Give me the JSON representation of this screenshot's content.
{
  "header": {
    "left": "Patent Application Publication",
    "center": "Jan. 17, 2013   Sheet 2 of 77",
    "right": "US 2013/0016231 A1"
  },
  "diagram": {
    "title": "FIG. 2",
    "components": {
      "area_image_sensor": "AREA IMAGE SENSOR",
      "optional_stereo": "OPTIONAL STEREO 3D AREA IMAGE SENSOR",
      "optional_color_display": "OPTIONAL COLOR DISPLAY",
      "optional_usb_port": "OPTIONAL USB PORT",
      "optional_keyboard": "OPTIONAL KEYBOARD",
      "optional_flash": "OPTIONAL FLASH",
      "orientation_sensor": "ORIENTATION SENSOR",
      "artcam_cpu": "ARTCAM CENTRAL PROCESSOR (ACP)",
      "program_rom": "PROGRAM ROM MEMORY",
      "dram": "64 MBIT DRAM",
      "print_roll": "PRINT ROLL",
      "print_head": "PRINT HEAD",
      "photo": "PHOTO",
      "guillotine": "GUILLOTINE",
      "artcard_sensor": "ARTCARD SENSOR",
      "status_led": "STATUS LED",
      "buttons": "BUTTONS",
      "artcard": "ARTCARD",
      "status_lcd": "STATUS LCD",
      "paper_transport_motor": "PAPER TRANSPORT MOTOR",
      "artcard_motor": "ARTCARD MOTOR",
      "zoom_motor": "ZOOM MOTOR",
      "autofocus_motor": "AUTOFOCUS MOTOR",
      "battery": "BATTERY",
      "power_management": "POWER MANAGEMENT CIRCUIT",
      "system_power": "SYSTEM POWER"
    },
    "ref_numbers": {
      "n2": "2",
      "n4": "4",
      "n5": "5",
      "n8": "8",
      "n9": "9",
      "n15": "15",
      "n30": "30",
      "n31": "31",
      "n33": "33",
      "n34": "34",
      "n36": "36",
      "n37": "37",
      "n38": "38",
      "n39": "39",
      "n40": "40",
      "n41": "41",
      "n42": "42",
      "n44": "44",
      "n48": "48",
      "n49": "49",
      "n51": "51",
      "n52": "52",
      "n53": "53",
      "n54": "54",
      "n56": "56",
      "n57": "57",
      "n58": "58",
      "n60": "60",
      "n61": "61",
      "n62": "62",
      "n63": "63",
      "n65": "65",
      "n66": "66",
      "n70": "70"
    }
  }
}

----------

→ WHAT IS ASKED: Please give back all of the records exactly as written.

→ FULL OUTPUT:
Give me the JSON representation of this screenshot's content.
{
  "header": {
    "left": "Patent Application Publication",
    "center": "Jan. 17, 2013   Sheet 2 of 77",
    "right": "US 2013/0016231 A1"
  },
  "diagram": {
    "title": "FIG. 2",
    "components": {
      "area_image_sensor": "AREA IMAGE SENSOR",
      "optional_stereo": "OPTIONAL STEREO 3D AREA IMAGE SENSOR",
      "optional_color_display": "OPTIONAL COLOR DISPLAY",
      "optional_usb_port": "OPTIONAL USB PORT",
      "optional_keyboard": "OPTIONAL KEYBOARD",
      "optional_flash": "OPTIONAL FLASH",
      "orientation_sensor": "ORIENTATION SENSOR",
      "artcam_cpu": "ARTCAM CENTRAL PROCESSOR (ACP)",
      "program_rom": "PROGRAM ROM MEMORY",
      "dram": "64 MBIT DRAM",
      "print_roll": "PRINT ROLL",
      "print_head": "PRINT HEAD",
      "photo": "PHOTO",
      "guillotine": "GUILLOTINE",
      "artcard_sensor": "ARTCARD SENSOR",
      "status_led": "STATUS LED",
      "buttons": "BUTTONS",
      "artcard": "ARTCARD",
      "status_lcd": "STATUS LCD",
      "paper_transport_motor": "PAPER TRANSPORT MOTOR",
      "artcard_motor": "ARTCARD MOTOR",
      "zoom_motor": "ZOOM MOTOR",
      "autofocus_motor": "AUTOFOCUS MOTOR",
      "battery": "BATTERY",
      "power_management": "POWER MANAGEMENT CIRCUIT",
      "system_power": "SYSTEM POWER"
    },
    "ref_numbers": {
      "n2": "2",
      "n4": "4",
      "n5": "5",
      "n8": "8",
      "n9": "9",
      "n15": "15",
      "n30": "30",
      "n31": "31",
      "n33": "33",
      "n34": "34",
      "n36": "36",
      "n37": "37",
      "n38": "38",
      "n39": "39",
      "n40": "40",
      "n41": "41",
      "n42": "42",
      "n44": "44",
      "n48": "48",
      "n49": "49",
      "n51": "51",
      "n52": "52",
      "n53": "53",
      "n54": "54",
      "n56": "56",
      "n57": "57",
      "n58": "58",
      "n60": "60",
      "n61": "61",
      "n62": "62",
      "n63": "63",
      "n65": "65",
      "n66": "66",
      "n70": "70"
    }
  }
}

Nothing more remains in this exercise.